## Given problem
Copy each of the rows below line for line, with no changes.

## Data in this exercise
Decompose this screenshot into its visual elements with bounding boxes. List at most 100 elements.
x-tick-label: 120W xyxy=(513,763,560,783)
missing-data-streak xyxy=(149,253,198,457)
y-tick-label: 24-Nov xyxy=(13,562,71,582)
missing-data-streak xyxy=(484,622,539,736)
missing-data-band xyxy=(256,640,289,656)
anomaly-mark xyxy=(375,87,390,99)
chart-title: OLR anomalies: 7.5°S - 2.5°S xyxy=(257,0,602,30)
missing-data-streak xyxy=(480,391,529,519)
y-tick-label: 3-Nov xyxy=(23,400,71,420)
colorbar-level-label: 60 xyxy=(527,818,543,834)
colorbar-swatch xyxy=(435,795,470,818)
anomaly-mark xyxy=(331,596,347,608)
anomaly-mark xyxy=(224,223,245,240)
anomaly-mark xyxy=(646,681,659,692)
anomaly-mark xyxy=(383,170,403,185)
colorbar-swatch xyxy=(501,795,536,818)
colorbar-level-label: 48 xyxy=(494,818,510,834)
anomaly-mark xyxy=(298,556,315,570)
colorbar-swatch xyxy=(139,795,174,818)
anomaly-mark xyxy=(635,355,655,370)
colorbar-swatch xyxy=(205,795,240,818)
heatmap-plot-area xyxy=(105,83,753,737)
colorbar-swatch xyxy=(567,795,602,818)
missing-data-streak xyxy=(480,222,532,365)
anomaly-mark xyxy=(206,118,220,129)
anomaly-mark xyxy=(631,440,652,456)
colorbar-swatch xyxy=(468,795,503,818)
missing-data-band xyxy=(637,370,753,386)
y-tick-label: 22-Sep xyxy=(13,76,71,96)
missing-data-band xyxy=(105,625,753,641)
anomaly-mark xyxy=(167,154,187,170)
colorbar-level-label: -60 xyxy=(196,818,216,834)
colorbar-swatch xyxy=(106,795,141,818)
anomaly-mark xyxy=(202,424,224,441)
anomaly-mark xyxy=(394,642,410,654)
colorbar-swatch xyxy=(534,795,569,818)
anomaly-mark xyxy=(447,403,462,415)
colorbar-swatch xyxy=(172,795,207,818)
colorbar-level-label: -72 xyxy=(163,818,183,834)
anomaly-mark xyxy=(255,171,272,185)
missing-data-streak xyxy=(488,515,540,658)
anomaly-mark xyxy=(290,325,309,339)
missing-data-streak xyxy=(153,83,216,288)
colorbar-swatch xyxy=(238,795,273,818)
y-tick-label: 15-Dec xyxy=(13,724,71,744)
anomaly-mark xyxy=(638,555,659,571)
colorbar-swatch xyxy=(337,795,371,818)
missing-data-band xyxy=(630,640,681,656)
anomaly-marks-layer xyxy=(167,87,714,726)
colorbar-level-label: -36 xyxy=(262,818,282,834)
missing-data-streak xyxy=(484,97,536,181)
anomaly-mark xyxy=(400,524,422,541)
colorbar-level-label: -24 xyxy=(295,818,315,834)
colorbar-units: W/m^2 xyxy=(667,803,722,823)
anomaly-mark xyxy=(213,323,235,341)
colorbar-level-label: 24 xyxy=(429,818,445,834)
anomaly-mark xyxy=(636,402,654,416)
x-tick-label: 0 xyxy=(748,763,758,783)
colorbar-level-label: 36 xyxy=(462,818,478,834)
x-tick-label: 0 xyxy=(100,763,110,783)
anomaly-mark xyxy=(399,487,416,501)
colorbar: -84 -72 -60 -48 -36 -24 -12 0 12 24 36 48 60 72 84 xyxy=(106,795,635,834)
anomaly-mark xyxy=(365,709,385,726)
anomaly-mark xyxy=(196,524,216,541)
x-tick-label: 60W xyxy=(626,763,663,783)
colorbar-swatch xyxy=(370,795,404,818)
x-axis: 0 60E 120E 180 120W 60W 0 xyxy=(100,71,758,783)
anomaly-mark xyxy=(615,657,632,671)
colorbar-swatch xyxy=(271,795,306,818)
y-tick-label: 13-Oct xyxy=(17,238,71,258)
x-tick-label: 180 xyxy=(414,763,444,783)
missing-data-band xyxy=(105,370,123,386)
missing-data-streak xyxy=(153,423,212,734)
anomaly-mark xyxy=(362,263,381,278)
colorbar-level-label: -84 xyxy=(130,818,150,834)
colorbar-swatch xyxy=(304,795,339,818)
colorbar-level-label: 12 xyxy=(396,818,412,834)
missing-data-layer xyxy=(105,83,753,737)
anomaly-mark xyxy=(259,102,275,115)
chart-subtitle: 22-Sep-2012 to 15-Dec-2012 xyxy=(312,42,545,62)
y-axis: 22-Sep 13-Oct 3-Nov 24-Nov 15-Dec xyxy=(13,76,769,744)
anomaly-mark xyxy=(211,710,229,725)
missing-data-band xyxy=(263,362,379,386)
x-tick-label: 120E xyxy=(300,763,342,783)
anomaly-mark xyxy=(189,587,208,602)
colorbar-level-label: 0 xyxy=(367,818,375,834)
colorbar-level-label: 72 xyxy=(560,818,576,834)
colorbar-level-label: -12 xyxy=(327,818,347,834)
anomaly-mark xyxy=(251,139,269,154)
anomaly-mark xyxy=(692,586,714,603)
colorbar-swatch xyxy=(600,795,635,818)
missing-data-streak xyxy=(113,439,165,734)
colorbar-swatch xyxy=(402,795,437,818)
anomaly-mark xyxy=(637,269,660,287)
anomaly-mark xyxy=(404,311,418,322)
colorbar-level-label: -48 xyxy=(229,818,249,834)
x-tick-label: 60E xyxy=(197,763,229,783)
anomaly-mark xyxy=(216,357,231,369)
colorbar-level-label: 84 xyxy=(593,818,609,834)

## Solved exercise
Decompose this screenshot into its visual elements with bounding boxes. List at most 100 elements.
x-tick-label: 120W xyxy=(513,763,560,783)
missing-data-streak xyxy=(149,253,198,457)
y-tick-label: 24-Nov xyxy=(13,562,71,582)
missing-data-streak xyxy=(484,622,539,736)
missing-data-band xyxy=(256,640,289,656)
anomaly-mark xyxy=(375,87,390,99)
chart-title: OLR anomalies: 7.5°S - 2.5°S xyxy=(257,0,602,30)
missing-data-streak xyxy=(480,391,529,519)
y-tick-label: 3-Nov xyxy=(23,400,71,420)
colorbar-level-label: 60 xyxy=(527,818,543,834)
colorbar-swatch xyxy=(435,795,470,818)
anomaly-mark xyxy=(331,596,347,608)
anomaly-mark xyxy=(224,223,245,240)
anomaly-mark xyxy=(646,681,659,692)
anomaly-mark xyxy=(383,170,403,185)
colorbar-swatch xyxy=(501,795,536,818)
colorbar-level-label: 48 xyxy=(494,818,510,834)
anomaly-mark xyxy=(298,556,315,570)
colorbar-swatch xyxy=(139,795,174,818)
anomaly-mark xyxy=(635,355,655,370)
colorbar-swatch xyxy=(205,795,240,818)
heatmap-plot-area xyxy=(105,83,753,737)
colorbar-swatch xyxy=(567,795,602,818)
missing-data-streak xyxy=(480,222,532,365)
anomaly-mark xyxy=(206,118,220,129)
anomaly-mark xyxy=(631,440,652,456)
colorbar-swatch xyxy=(468,795,503,818)
missing-data-band xyxy=(637,370,753,386)
y-tick-label: 22-Sep xyxy=(13,76,71,96)
missing-data-band xyxy=(105,625,753,641)
anomaly-mark xyxy=(167,154,187,170)
colorbar-level-label: -60 xyxy=(196,818,216,834)
colorbar-swatch xyxy=(106,795,141,818)
anomaly-mark xyxy=(202,424,224,441)
anomaly-mark xyxy=(394,642,410,654)
colorbar-swatch xyxy=(534,795,569,818)
anomaly-mark xyxy=(447,403,462,415)
colorbar-swatch xyxy=(172,795,207,818)
colorbar-level-label: -72 xyxy=(163,818,183,834)
anomaly-mark xyxy=(255,171,272,185)
missing-data-streak xyxy=(488,515,540,658)
anomaly-mark xyxy=(290,325,309,339)
missing-data-streak xyxy=(153,83,216,288)
colorbar-swatch xyxy=(238,795,273,818)
y-tick-label: 15-Dec xyxy=(13,724,71,744)
anomaly-mark xyxy=(638,555,659,571)
colorbar-swatch xyxy=(337,795,371,818)
missing-data-band xyxy=(630,640,681,656)
anomaly-marks-layer xyxy=(167,87,714,726)
colorbar-level-label: -36 xyxy=(262,818,282,834)
missing-data-streak xyxy=(484,97,536,181)
anomaly-mark xyxy=(400,524,422,541)
colorbar-level-label: -24 xyxy=(295,818,315,834)
colorbar-units: W/m^2 xyxy=(667,803,722,823)
anomaly-mark xyxy=(213,323,235,341)
colorbar-level-label: 24 xyxy=(429,818,445,834)
anomaly-mark xyxy=(636,402,654,416)
x-tick-label: 0 xyxy=(748,763,758,783)
colorbar-level-label: 36 xyxy=(462,818,478,834)
x-tick-label: 0 xyxy=(100,763,110,783)
anomaly-mark xyxy=(399,487,416,501)
colorbar: -84 -72 -60 -48 -36 -24 -12 0 12 24 36 48 60 72 84 xyxy=(106,795,635,834)
anomaly-mark xyxy=(365,709,385,726)
anomaly-mark xyxy=(196,524,216,541)
x-tick-label: 60W xyxy=(626,763,663,783)
colorbar-swatch xyxy=(370,795,404,818)
x-axis: 0 60E 120E 180 120W 60W 0 xyxy=(100,71,758,783)
anomaly-mark xyxy=(615,657,632,671)
colorbar-swatch xyxy=(271,795,306,818)
y-tick-label: 13-Oct xyxy=(17,238,71,258)
x-tick-label: 180 xyxy=(414,763,444,783)
missing-data-band xyxy=(105,370,123,386)
missing-data-streak xyxy=(153,423,212,734)
anomaly-mark xyxy=(362,263,381,278)
colorbar-level-label: -84 xyxy=(130,818,150,834)
colorbar-swatch xyxy=(304,795,339,818)
colorbar-level-label: 12 xyxy=(396,818,412,834)
missing-data-layer xyxy=(105,83,753,737)
anomaly-mark xyxy=(259,102,275,115)
chart-subtitle: 22-Sep-2012 to 15-Dec-2012 xyxy=(312,42,545,62)
y-axis: 22-Sep 13-Oct 3-Nov 24-Nov 15-Dec xyxy=(13,76,769,744)
anomaly-mark xyxy=(211,710,229,725)
missing-data-band xyxy=(263,362,379,386)
x-tick-label: 120E xyxy=(300,763,342,783)
anomaly-mark xyxy=(189,587,208,602)
colorbar-level-label: 0 xyxy=(367,818,375,834)
colorbar-level-label: 72 xyxy=(560,818,576,834)
colorbar-level-label: -12 xyxy=(327,818,347,834)
anomaly-mark xyxy=(251,139,269,154)
anomaly-mark xyxy=(692,586,714,603)
colorbar-swatch xyxy=(600,795,635,818)
missing-data-streak xyxy=(113,439,165,734)
colorbar-swatch xyxy=(402,795,437,818)
anomaly-mark xyxy=(637,269,660,287)
anomaly-mark xyxy=(404,311,418,322)
colorbar-level-label: -48 xyxy=(229,818,249,834)
x-tick-label: 60E xyxy=(197,763,229,783)
anomaly-mark xyxy=(216,357,231,369)
colorbar-level-label: 84 xyxy=(593,818,609,834)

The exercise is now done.